[Dataset records of document pages]
- - - - -
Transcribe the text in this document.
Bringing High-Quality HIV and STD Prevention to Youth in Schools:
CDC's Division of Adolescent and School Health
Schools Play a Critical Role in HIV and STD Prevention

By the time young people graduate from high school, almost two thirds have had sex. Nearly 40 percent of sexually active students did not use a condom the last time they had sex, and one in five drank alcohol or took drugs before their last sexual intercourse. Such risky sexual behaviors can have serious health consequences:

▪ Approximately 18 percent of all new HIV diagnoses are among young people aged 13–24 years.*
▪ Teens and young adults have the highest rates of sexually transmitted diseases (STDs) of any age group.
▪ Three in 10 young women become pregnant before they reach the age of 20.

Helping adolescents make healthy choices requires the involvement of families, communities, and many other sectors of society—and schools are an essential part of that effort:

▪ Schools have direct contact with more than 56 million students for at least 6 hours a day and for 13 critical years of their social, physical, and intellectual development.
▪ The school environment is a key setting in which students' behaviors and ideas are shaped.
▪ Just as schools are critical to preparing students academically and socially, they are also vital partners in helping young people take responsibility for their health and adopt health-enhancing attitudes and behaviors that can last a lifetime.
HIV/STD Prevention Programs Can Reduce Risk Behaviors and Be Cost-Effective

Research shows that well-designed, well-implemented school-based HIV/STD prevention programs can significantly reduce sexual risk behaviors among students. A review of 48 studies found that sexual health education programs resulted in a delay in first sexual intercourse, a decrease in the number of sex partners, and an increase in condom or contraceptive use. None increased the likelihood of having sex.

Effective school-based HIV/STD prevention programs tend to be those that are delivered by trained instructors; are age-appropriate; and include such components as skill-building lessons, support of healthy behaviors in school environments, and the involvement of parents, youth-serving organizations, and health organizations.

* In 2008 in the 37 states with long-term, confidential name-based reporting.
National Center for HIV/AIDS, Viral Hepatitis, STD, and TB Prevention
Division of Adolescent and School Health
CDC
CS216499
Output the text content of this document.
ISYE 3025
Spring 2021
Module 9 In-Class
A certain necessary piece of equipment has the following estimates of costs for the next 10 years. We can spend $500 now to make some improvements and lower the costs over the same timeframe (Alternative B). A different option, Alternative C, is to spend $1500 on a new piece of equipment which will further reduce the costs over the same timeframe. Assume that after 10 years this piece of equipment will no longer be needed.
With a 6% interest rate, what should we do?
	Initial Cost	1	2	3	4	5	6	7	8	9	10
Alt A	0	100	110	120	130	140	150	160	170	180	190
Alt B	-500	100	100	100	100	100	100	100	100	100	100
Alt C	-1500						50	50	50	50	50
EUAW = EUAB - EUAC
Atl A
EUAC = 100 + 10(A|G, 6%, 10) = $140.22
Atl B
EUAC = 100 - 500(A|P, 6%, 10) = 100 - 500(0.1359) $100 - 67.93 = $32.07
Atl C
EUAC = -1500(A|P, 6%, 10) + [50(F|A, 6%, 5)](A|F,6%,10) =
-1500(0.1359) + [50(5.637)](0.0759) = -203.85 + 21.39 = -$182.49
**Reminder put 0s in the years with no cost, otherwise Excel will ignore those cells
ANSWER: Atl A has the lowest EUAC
- - - - -
INSTRUCTIONS FOR THE TASK
Give back every entry exactly.

RESULT OF THIS EXERCISE
Transcribe the text in this document.
Bringing High-Quality HIV and STD Prevention to Youth in Schools:
CDC's Division of Adolescent and School Health
Schools Play a Critical Role in HIV and STD Prevention

By the time young people graduate from high school, almost two thirds have had sex. Nearly 40 percent of sexually active students did not use a condom the last time they had sex, and one in five drank alcohol or took drugs before their last sexual intercourse. Such risky sexual behaviors can have serious health consequences:

▪ Approximately 18 percent of all new HIV diagnoses are among young people aged 13–24 years.*
▪ Teens and young adults have the highest rates of sexually transmitted diseases (STDs) of any age group.
▪ Three in 10 young women become pregnant before they reach the age of 20.

Helping adolescents make healthy choices requires the involvement of families, communities, and many other sectors of society—and schools are an essential part of that effort:

▪ Schools have direct contact with more than 56 million students for at least 6 hours a day and for 13 critical years of their social, physical, and intellectual development.
▪ The school environment is a key setting in which students' behaviors and ideas are shaped.
▪ Just as schools are critical to preparing students academically and socially, they are also vital partners in helping young people take responsibility for their health and adopt health-enhancing attitudes and behaviors that can last a lifetime.
HIV/STD Prevention Programs Can Reduce Risk Behaviors and Be Cost-Effective

Research shows that well-designed, well-implemented school-based HIV/STD prevention programs can significantly reduce sexual risk behaviors among students. A review of 48 studies found that sexual health education programs resulted in a delay in first sexual intercourse, a decrease in the number of sex partners, and an increase in condom or contraceptive use. None increased the likelihood of having sex.

Effective school-based HIV/STD prevention programs tend to be those that are delivered by trained instructors; are age-appropriate; and include such components as skill-building lessons, support of healthy behaviors in school environments, and the involvement of parents, youth-serving organizations, and health organizations.

* In 2008 in the 37 states with long-term, confidential name-based reporting.
National Center for HIV/AIDS, Viral Hepatitis, STD, and TB Prevention
Division of Adolescent and School Health
CDC
CS216499
Output the text content of this document.
ISYE 3025
Spring 2021
Module 9 In-Class
A certain necessary piece of equipment has the following estimates of costs for the next 10 years. We can spend $500 now to make some improvements and lower the costs over the same timeframe (Alternative B). A different option, Alternative C, is to spend $1500 on a new piece of equipment which will further reduce the costs over the same timeframe. Assume that after 10 years this piece of equipment will no longer be needed.
With a 6% interest rate, what should we do?
	Initial Cost	1	2	3	4	5	6	7	8	9	10
Alt A	0	100	110	120	130	140	150	160	170	180	190
Alt B	-500	100	100	100	100	100	100	100	100	100	100
Alt C	-1500						50	50	50	50	50
EUAW = EUAB - EUAC
Atl A
EUAC = 100 + 10(A|G, 6%, 10) = $140.22
Atl B
EUAC = 100 - 500(A|P, 6%, 10) = 100 - 500(0.1359) $100 - 67.93 = $32.07
Atl C
EUAC = -1500(A|P, 6%, 10) + [50(F|A, 6%, 5)](A|F,6%,10) =
-1500(0.1359) + [50(5.637)](0.0759) = -203.85 + 21.39 = -$182.49
**Reminder put 0s in the years with no cost, otherwise Excel will ignore those cells
ANSWER: Atl A has the lowest EUAC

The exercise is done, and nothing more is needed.